--- Begin MATERIAL FOR THE TASK ---
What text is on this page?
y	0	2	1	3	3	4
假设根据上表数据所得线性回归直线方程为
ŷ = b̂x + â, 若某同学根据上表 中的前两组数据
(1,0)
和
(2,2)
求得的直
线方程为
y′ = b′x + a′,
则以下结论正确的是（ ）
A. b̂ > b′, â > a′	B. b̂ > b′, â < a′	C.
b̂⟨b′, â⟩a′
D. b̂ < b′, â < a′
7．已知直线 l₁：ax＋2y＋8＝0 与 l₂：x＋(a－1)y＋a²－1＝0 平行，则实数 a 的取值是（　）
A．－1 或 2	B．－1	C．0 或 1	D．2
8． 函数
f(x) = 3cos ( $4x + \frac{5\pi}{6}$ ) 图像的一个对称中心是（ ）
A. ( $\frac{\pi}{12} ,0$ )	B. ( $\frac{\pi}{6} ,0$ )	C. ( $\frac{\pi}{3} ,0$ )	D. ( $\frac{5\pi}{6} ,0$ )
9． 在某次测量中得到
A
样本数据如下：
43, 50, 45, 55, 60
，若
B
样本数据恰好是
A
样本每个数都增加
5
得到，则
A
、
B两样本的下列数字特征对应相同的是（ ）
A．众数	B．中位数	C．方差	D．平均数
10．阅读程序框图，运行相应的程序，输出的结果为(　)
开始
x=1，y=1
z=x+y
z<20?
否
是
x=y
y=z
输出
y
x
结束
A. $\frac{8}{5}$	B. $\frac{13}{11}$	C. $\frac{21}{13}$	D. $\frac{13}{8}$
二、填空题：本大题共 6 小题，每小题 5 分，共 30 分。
--- End MATERIAL FOR THE TASK ---
STATED EXERCISE:
Transcribe the data. Leave every line exactly as it is.

RESULT:
What text is on this page?
y	0	2	1	3	3	4
假设根据上表数据所得线性回归直线方程为
ŷ = b̂x + â, 若某同学根据上表 中的前两组数据
(1,0)
和
(2,2)
求得的直
线方程为
y′ = b′x + a′,
则以下结论正确的是（ ）
A. b̂ > b′, â > a′	B. b̂ > b′, â < a′	C.
b̂⟨b′, â⟩a′
D. b̂ < b′, â < a′
7．已知直线 l₁：ax＋2y＋8＝0 与 l₂：x＋(a－1)y＋a²－1＝0 平行，则实数 a 的取值是（　）
A．－1 或 2	B．－1	C．0 或 1	D．2
8． 函数
f(x) = 3cos ( $4x + \frac{5\pi}{6}$ ) 图像的一个对称中心是（ ）
A. ( $\frac{\pi}{12} ,0$ )	B. ( $\frac{\pi}{6} ,0$ )	C. ( $\frac{\pi}{3} ,0$ )	D. ( $\frac{5\pi}{6} ,0$ )
9． 在某次测量中得到
A
样本数据如下：
43, 50, 45, 55, 60
，若
B
样本数据恰好是
A
样本每个数都增加
5
得到，则
A
、
B两样本的下列数字特征对应相同的是（ ）
A．众数	B．中位数	C．方差	D．平均数
10．阅读程序框图，运行相应的程序，输出的结果为(　)
开始
x=1，y=1
z=x+y
z<20?
否
是
x=y
y=z
输出
y
x
结束
A. $\frac{8}{5}$	B. $\frac{13}{11}$	C. $\frac{21}{13}$	D. $\frac{13}{8}$
二、填空题：本大题共 6 小题，每小题 5 分，共 30 分。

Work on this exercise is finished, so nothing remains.